▶ **PROBLEM DETAILS**: Where a line holds "JSON", copy it.

▶ **EXCERPTED RECORDS**:
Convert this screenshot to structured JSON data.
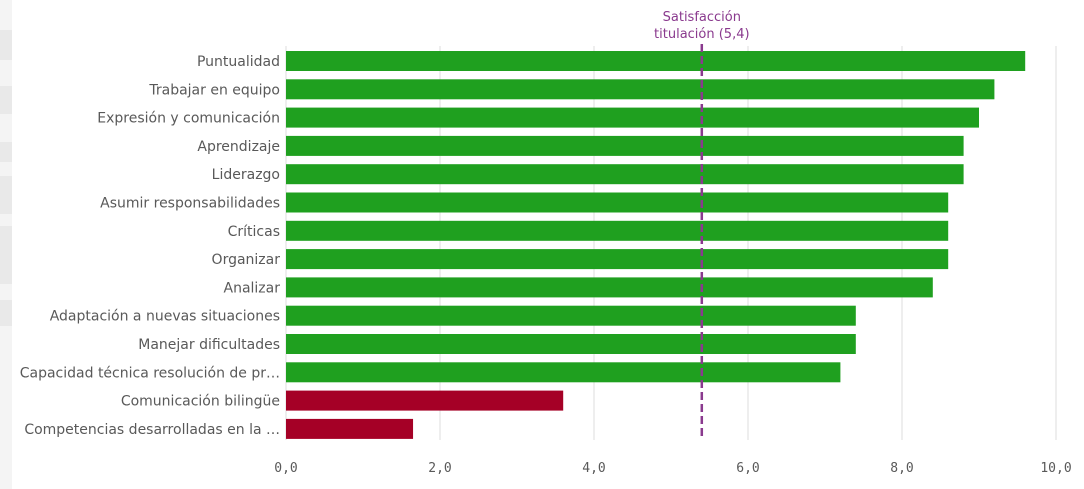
{
  "colors": {
    "above_reference": "#1fa01f",
    "below_reference": "#a50026",
    "reference_line": "#8a3a8e",
    "gridline": "#dddddd",
    "text": "#595959"
  },
  "chart_data": {
    "type": "bar",
    "orientation": "horizontal",
    "title": "",
    "xlabel": "",
    "ylabel": "",
    "xlim": [
      0,
      10
    ],
    "grid": true,
    "legend": "none",
    "x_ticks": [
      "0,0",
      "2,0",
      "4,0",
      "6,0",
      "8,0",
      "10,0"
    ],
    "x_tick_values": [
      0,
      2,
      4,
      6,
      8,
      10
    ],
    "reference_line": {
      "value": 5.4,
      "label_line1": "Satisfacción",
      "label_line2": "titulación (5,4)"
    },
    "categories": [
      "Puntualidad",
      "Trabajar en equipo",
      "Expresión y comunicación",
      "Aprendizaje",
      "Liderazgo",
      "Asumir responsabilidades",
      "Críticas",
      "Organizar",
      "Analizar",
      "Adaptación a nuevas situaciones",
      "Manejar dificultades",
      "Capacidad técnica resolución de pr…",
      "Comunicación bilingüe",
      "Competencias desarrolladas en la …"
    ],
    "values": [
      9.6,
      9.2,
      9.0,
      8.8,
      8.8,
      8.6,
      8.6,
      8.6,
      8.4,
      7.4,
      7.4,
      7.2,
      3.6,
      1.65
    ]
  }
}
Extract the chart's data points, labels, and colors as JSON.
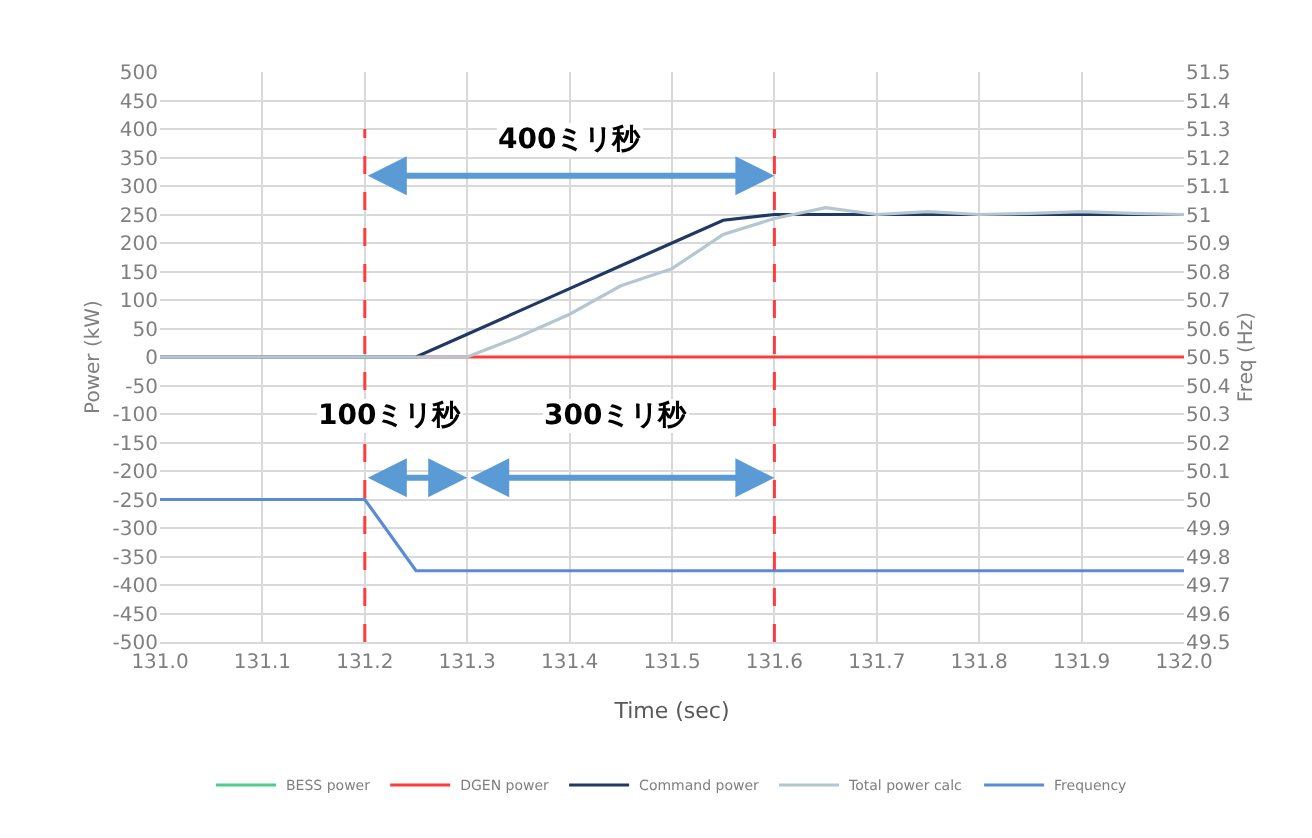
{
  "chart_data": {
    "type": "line",
    "xlabel": "Time (sec)",
    "ylabel": "Power (kW)",
    "y2label": "Freq (Hz)",
    "x": [
      131.0,
      131.05,
      131.1,
      131.15,
      131.2,
      131.25,
      131.3,
      131.35,
      131.4,
      131.45,
      131.5,
      131.55,
      131.6,
      131.65,
      131.7,
      131.75,
      131.8,
      131.85,
      131.9,
      131.95,
      132.0
    ],
    "series": [
      {
        "name": "BESS power",
        "color": "#4ccf8a",
        "values": [
          null,
          null,
          null,
          null,
          null,
          null,
          null,
          null,
          null,
          null,
          null,
          null,
          null,
          null,
          null,
          null,
          null,
          null,
          null,
          null,
          null
        ]
      },
      {
        "name": "DGEN power",
        "color": "#ff3b3b",
        "values": [
          null,
          null,
          null,
          null,
          null,
          0,
          0,
          0,
          0,
          0,
          0,
          0,
          0,
          0,
          0,
          0,
          0,
          0,
          0,
          0,
          0
        ]
      },
      {
        "name": "Command power",
        "color": "#203864",
        "values": [
          0,
          0,
          0,
          0,
          0,
          0,
          40,
          80,
          120,
          160,
          200,
          240,
          250,
          250,
          250,
          250,
          250,
          250,
          250,
          250,
          250
        ]
      },
      {
        "name": "Total power calc",
        "color": "#b4c7d0",
        "values": [
          0,
          0,
          0,
          0,
          0,
          0,
          0,
          35,
          75,
          125,
          155,
          215,
          243,
          262,
          250,
          255,
          250,
          252,
          255,
          252,
          250
        ]
      },
      {
        "name": "Frequency",
        "color": "#5b8bd6",
        "axis": "y2",
        "values": [
          50,
          50,
          50,
          50,
          50,
          49.75,
          49.75,
          49.75,
          49.75,
          49.75,
          49.75,
          49.75,
          49.75,
          49.75,
          49.75,
          49.75,
          49.75,
          49.75,
          49.75,
          49.75,
          49.75
        ]
      }
    ],
    "xlim": [
      131.0,
      132.0
    ],
    "xticks": [
      {
        "value": 131.0,
        "label": "131.0"
      },
      131.1,
      131.2,
      131.3,
      131.4,
      131.5,
      131.6,
      131.7,
      131.8,
      131.9,
      {
        "value": 132.0,
        "label": "132.0"
      }
    ],
    "ylim": [
      -500,
      500
    ],
    "yticks": [
      -500,
      -450,
      -400,
      -350,
      -300,
      -250,
      -200,
      -150,
      -100,
      -50,
      0,
      50,
      100,
      150,
      200,
      250,
      300,
      350,
      400,
      450,
      500
    ],
    "y2lim": [
      49.5,
      51.5
    ],
    "y2ticks": [
      49.5,
      49.6,
      49.7,
      49.8,
      49.9,
      50,
      50.1,
      50.2,
      50.3,
      50.4,
      50.5,
      50.6,
      50.7,
      50.8,
      50.9,
      51,
      51.1,
      51.2,
      51.3,
      51.4,
      51.5
    ],
    "ref_lines": [
      {
        "axis": "x",
        "value": 131.2,
        "color": "#ff3b3b",
        "line_style": "dashed"
      },
      {
        "axis": "x",
        "value": 131.6,
        "color": "#ff3b3b",
        "line_style": "dashed"
      }
    ],
    "annotations": [
      "400ミリ秒",
      "100ミリ秒",
      "300ミリ秒"
    ],
    "grid": true,
    "legend": "bottom",
    "marker": "none",
    "line_style": "solid"
  }
}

▶ **TASK SOLUTION**:
Convert this screenshot to structured JSON data.
Extract the chart's data points, labels, and colors as JSON.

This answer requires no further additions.